**DESCRIPTION OF THE TASK**: Write out the listing beneath this instruction in its entirety, exactly as it reads.

**Data items**:
○ ○ ○
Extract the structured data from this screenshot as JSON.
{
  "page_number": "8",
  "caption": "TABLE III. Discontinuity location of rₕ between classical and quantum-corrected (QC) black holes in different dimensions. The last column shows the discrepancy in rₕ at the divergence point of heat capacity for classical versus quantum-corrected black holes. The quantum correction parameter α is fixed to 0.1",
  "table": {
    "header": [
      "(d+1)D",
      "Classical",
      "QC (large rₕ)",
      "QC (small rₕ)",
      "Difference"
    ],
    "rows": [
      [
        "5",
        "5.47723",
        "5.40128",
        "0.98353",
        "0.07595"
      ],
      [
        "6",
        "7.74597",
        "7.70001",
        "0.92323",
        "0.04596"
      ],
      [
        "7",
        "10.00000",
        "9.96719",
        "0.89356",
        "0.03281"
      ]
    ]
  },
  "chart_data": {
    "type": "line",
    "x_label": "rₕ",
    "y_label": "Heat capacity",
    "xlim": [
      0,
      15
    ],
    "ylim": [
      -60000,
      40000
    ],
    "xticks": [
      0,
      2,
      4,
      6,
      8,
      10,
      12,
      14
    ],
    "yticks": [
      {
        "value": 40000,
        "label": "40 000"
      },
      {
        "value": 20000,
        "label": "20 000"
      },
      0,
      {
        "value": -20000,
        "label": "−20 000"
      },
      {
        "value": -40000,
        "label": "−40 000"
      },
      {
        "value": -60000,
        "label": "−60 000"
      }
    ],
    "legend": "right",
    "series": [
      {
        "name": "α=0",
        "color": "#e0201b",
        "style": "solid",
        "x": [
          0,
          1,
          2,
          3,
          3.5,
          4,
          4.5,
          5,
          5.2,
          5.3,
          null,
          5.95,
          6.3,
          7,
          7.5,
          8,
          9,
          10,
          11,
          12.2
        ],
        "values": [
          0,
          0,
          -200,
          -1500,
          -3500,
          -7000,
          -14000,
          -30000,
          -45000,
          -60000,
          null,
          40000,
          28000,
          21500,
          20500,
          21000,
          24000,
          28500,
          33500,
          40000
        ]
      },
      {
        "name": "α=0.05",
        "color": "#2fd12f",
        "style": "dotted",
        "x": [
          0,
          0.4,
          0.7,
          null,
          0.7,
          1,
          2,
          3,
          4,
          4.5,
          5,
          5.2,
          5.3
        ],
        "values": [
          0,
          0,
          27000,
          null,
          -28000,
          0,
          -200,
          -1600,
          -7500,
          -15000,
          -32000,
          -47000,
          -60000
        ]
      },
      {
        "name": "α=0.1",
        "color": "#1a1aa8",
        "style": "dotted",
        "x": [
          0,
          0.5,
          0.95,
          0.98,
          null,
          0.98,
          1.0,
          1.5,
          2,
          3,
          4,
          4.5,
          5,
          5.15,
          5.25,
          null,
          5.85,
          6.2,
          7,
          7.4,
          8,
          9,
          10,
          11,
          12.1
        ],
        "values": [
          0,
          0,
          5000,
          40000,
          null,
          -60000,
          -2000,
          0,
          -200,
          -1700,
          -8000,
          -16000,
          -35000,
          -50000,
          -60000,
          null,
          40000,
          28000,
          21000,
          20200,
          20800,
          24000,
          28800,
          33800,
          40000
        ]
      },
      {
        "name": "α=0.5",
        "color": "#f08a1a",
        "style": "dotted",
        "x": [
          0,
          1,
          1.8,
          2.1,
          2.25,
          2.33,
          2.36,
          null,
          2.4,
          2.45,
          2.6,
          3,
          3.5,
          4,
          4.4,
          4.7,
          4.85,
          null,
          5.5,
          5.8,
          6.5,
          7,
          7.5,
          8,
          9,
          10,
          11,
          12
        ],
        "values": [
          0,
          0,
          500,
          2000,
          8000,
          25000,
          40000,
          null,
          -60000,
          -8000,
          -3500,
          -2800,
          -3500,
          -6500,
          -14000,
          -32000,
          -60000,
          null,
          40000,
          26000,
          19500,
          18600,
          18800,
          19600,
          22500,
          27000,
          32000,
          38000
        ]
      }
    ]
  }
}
○ ○ ○
**RESPONSE TO THE TASK**:
Extract the structured data from this screenshot as JSON.
{
  "page_number": "8",
  "caption": "TABLE III. Discontinuity location of rₕ between classical and quantum-corrected (QC) black holes in different dimensions. The last column shows the discrepancy in rₕ at the divergence point of heat capacity for classical versus quantum-corrected black holes. The quantum correction parameter α is fixed to 0.1",
  "table": {
    "header": [
      "(d+1)D",
      "Classical",
      "QC (large rₕ)",
      "QC (small rₕ)",
      "Difference"
    ],
    "rows": [
      [
        "5",
        "5.47723",
        "5.40128",
        "0.98353",
        "0.07595"
      ],
      [
        "6",
        "7.74597",
        "7.70001",
        "0.92323",
        "0.04596"
      ],
      [
        "7",
        "10.00000",
        "9.96719",
        "0.89356",
        "0.03281"
      ]
    ]
  },
  "chart_data": {
    "type": "line",
    "x_label": "rₕ",
    "y_label": "Heat capacity",
    "xlim": [
      0,
      15
    ],
    "ylim": [
      -60000,
      40000
    ],
    "xticks": [
      0,
      2,
      4,
      6,
      8,
      10,
      12,
      14
    ],
    "yticks": [
      {
        "value": 40000,
        "label": "40 000"
      },
      {
        "value": 20000,
        "label": "20 000"
      },
      0,
      {
        "value": -20000,
        "label": "−20 000"
      },
      {
        "value": -40000,
        "label": "−40 000"
      },
      {
        "value": -60000,
        "label": "−60 000"
      }
    ],
    "legend": "right",
    "series": [
      {
        "name": "α=0",
        "color": "#e0201b",
        "style": "solid",
        "x": [
          0,
          1,
          2,
          3,
          3.5,
          4,
          4.5,
          5,
          5.2,
          5.3,
          null,
          5.95,
          6.3,
          7,
          7.5,
          8,
          9,
          10,
          11,
          12.2
        ],
        "values": [
          0,
          0,
          -200,
          -1500,
          -3500,
          -7000,
          -14000,
          -30000,
          -45000,
          -60000,
          null,
          40000,
          28000,
          21500,
          20500,
          21000,
          24000,
          28500,
          33500,
          40000
        ]
      },
      {
        "name": "α=0.05",
        "color": "#2fd12f",
        "style": "dotted",
        "x": [
          0,
          0.4,
          0.7,
          null,
          0.7,
          1,
          2,
          3,
          4,
          4.5,
          5,
          5.2,
          5.3
        ],
        "values": [
          0,
          0,
          27000,
          null,
          -28000,
          0,
          -200,
          -1600,
          -7500,
          -15000,
          -32000,
          -47000,
          -60000
        ]
      },
      {
        "name": "α=0.1",
        "color": "#1a1aa8",
        "style": "dotted",
        "x": [
          0,
          0.5,
          0.95,
          0.98,
          null,
          0.98,
          1.0,
          1.5,
          2,
          3,
          4,
          4.5,
          5,
          5.15,
          5.25,
          null,
          5.85,
          6.2,
          7,
          7.4,
          8,
          9,
          10,
          11,
          12.1
        ],
        "values": [
          0,
          0,
          5000,
          40000,
          null,
          -60000,
          -2000,
          0,
          -200,
          -1700,
          -8000,
          -16000,
          -35000,
          -50000,
          -60000,
          null,
          40000,
          28000,
          21000,
          20200,
          20800,
          24000,
          28800,
          33800,
          40000
        ]
      },
      {
        "name": "α=0.5",
        "color": "#f08a1a",
        "style": "dotted",
        "x": [
          0,
          1,
          1.8,
          2.1,
          2.25,
          2.33,
          2.36,
          null,
          2.4,
          2.45,
          2.6,
          3,
          3.5,
          4,
          4.4,
          4.7,
          4.85,
          null,
          5.5,
          5.8,
          6.5,
          7,
          7.5,
          8,
          9,
          10,
          11,
          12
        ],
        "values": [
          0,
          0,
          500,
          2000,
          8000,
          25000,
          40000,
          null,
          -60000,
          -8000,
          -3500,
          -2800,
          -3500,
          -6500,
          -14000,
          -32000,
          -60000,
          null,
          40000,
          26000,
          19500,
          18600,
          18800,
          19600,
          22500,
          27000,
          32000,
          38000
        ]
      }
    ]
  }
}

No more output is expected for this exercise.